>> begin

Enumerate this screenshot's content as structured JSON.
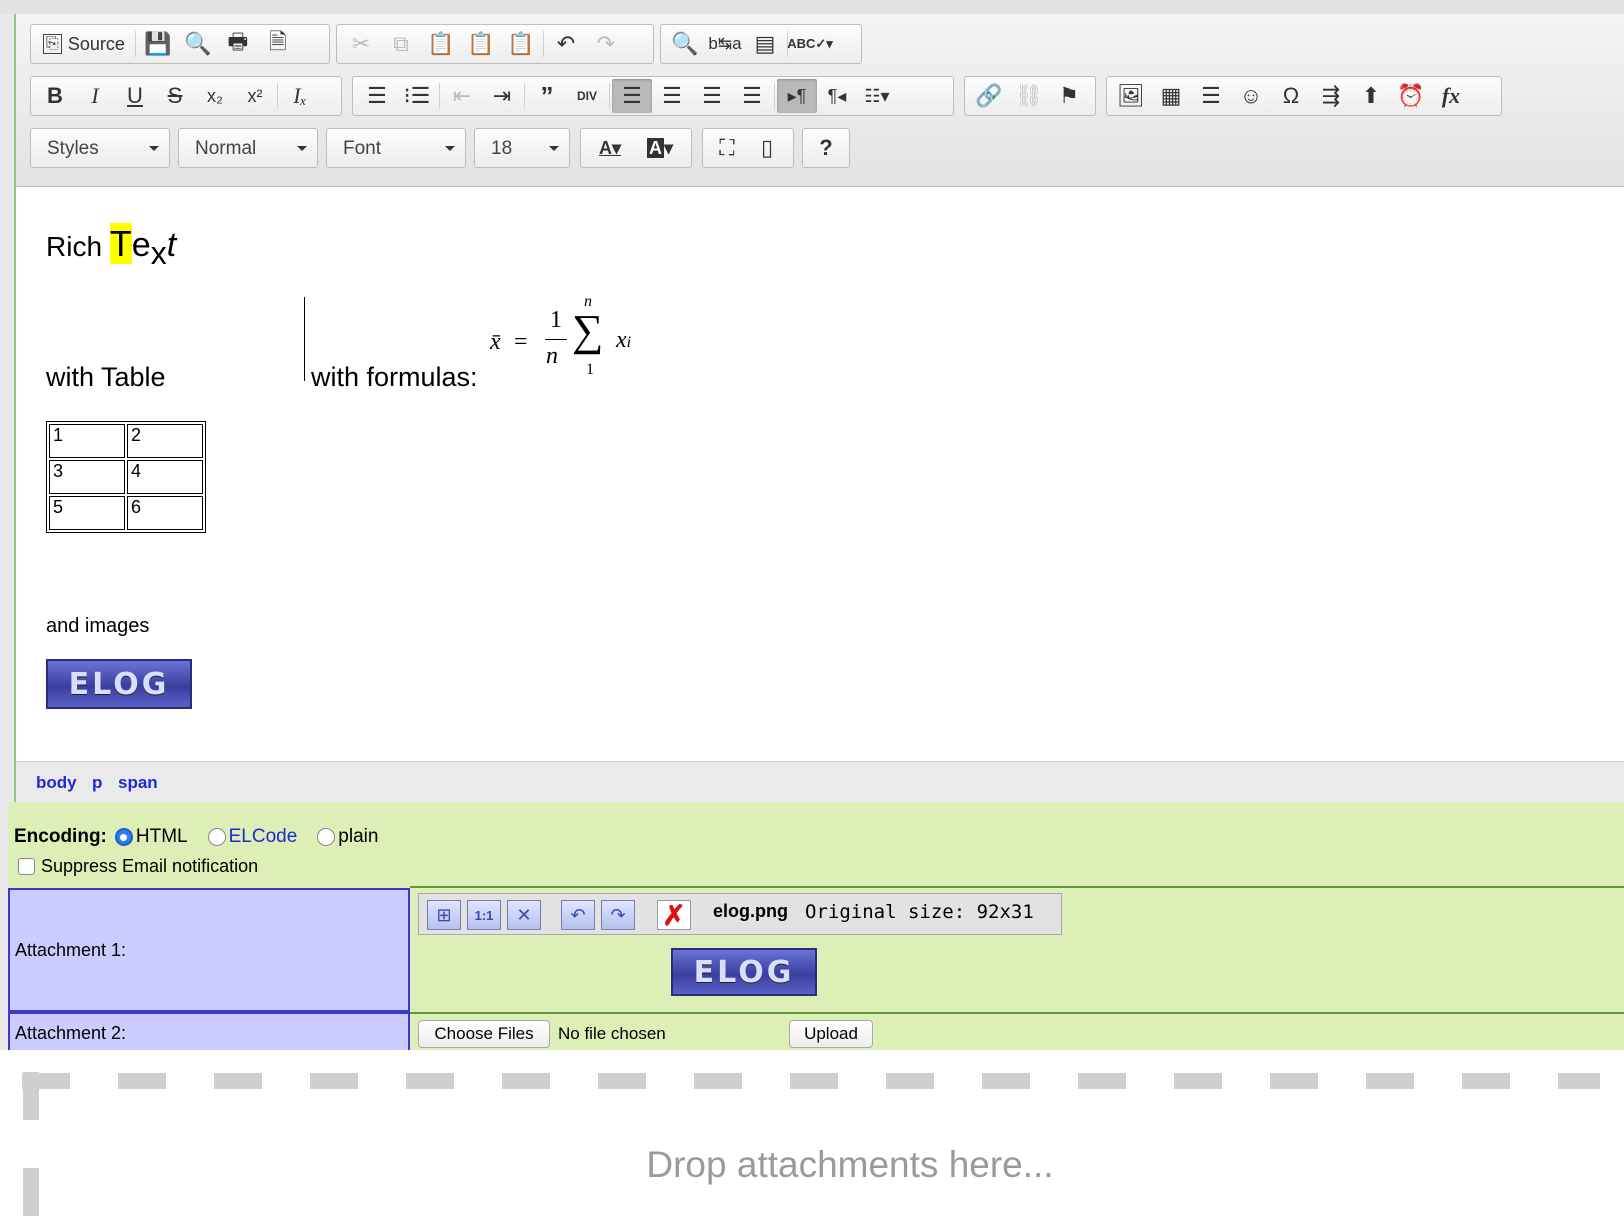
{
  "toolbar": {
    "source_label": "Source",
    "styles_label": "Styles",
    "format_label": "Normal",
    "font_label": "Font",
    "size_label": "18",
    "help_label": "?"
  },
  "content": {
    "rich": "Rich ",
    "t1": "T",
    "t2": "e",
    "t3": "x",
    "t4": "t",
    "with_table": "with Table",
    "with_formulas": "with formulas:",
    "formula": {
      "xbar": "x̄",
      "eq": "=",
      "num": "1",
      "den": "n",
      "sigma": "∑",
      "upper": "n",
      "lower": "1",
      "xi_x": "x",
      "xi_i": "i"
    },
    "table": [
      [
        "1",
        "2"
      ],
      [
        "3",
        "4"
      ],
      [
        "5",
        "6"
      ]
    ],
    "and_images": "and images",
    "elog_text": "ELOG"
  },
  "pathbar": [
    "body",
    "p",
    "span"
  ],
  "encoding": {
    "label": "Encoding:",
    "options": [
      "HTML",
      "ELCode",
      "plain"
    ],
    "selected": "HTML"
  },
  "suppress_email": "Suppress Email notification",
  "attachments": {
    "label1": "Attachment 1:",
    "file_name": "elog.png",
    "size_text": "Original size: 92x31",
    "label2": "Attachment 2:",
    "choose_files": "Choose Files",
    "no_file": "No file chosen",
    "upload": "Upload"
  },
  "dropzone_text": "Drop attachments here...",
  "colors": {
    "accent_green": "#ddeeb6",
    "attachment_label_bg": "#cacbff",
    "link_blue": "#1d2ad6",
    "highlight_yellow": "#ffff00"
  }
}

>> end

Task to carry out.
Look over the material above and show each line where "attachments" appears.

Full answer.
  "attachments": {
  "dropzone_text": "Drop attachments here...",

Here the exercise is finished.